TASK DETAILS - Return every line of the data below that includes the string "skrzyżowanie".

DATASET ENTRIES -
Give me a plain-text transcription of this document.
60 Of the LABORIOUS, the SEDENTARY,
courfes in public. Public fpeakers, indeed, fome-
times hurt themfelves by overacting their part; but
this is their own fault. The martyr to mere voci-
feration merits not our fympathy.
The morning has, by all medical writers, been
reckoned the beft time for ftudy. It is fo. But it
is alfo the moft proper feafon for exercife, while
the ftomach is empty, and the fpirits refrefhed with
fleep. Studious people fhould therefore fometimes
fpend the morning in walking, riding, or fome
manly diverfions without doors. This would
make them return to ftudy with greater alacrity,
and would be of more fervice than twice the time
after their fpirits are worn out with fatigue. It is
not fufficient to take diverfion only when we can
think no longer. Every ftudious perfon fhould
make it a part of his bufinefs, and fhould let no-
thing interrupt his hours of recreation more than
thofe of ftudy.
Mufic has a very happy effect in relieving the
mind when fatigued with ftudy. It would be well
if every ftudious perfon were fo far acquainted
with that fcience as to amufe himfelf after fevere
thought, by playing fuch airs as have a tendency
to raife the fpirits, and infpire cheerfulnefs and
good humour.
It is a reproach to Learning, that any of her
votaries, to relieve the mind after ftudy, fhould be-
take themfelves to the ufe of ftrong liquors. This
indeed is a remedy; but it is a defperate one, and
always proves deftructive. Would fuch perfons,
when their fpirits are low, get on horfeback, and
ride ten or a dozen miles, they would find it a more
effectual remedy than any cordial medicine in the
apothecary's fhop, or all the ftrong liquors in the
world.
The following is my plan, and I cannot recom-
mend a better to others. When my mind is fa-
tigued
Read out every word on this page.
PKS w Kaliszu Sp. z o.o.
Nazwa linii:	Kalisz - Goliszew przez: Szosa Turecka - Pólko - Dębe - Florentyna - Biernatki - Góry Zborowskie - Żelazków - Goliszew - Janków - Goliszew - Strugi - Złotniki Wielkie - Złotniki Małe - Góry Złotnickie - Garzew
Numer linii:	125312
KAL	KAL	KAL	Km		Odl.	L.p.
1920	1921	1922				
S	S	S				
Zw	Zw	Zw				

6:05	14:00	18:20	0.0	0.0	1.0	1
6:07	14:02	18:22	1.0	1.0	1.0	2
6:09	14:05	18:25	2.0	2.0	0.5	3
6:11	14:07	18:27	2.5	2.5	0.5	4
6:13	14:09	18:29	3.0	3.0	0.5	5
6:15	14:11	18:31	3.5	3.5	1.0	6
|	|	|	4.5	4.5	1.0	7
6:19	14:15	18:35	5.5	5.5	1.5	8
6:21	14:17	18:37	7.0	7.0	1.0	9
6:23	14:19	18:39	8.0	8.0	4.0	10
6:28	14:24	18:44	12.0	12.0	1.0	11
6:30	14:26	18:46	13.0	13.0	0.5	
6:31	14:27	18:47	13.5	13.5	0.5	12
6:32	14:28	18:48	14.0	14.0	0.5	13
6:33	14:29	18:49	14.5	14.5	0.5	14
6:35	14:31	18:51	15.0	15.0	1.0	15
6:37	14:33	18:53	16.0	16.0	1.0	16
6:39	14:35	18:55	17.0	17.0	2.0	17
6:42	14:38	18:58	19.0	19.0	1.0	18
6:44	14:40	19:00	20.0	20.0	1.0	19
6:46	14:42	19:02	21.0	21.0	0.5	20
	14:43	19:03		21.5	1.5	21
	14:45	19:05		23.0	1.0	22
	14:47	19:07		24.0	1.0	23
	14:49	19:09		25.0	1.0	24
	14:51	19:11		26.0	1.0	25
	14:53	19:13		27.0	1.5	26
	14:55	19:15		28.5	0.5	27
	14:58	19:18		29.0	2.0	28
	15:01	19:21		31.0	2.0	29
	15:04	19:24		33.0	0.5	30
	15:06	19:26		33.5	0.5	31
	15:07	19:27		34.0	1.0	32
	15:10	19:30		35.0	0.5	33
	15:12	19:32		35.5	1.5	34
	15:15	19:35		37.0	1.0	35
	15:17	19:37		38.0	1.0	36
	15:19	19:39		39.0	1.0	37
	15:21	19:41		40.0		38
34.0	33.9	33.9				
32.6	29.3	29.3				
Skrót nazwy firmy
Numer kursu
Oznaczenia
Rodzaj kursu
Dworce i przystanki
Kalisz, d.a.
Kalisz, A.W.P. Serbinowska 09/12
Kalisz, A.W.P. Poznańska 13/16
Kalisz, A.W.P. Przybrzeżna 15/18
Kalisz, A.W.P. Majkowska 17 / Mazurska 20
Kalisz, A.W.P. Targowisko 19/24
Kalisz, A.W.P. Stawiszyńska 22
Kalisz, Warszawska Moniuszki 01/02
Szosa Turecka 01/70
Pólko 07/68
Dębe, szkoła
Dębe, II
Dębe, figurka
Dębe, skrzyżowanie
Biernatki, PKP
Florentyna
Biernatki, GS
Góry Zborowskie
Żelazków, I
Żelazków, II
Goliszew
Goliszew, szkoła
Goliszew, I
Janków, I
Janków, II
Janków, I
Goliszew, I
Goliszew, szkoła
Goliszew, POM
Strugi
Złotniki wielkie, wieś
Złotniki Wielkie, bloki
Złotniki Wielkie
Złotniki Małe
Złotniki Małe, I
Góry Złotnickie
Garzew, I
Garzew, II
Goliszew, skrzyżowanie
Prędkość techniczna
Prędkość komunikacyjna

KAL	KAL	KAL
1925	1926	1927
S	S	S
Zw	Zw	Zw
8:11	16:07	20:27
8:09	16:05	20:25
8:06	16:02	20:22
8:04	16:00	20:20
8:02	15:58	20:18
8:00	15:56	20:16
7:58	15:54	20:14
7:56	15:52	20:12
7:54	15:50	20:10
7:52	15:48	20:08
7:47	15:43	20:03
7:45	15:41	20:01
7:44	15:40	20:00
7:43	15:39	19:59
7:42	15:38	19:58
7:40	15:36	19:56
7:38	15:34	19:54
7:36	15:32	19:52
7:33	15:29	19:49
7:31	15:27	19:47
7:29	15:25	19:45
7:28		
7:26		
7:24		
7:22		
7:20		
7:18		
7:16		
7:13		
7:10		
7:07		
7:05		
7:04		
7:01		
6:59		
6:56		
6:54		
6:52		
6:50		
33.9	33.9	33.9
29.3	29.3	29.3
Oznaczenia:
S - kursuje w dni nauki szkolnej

CORRECT OUTPUT -
Dębe, skrzyżowanie
Goliszew, skrzyżowanie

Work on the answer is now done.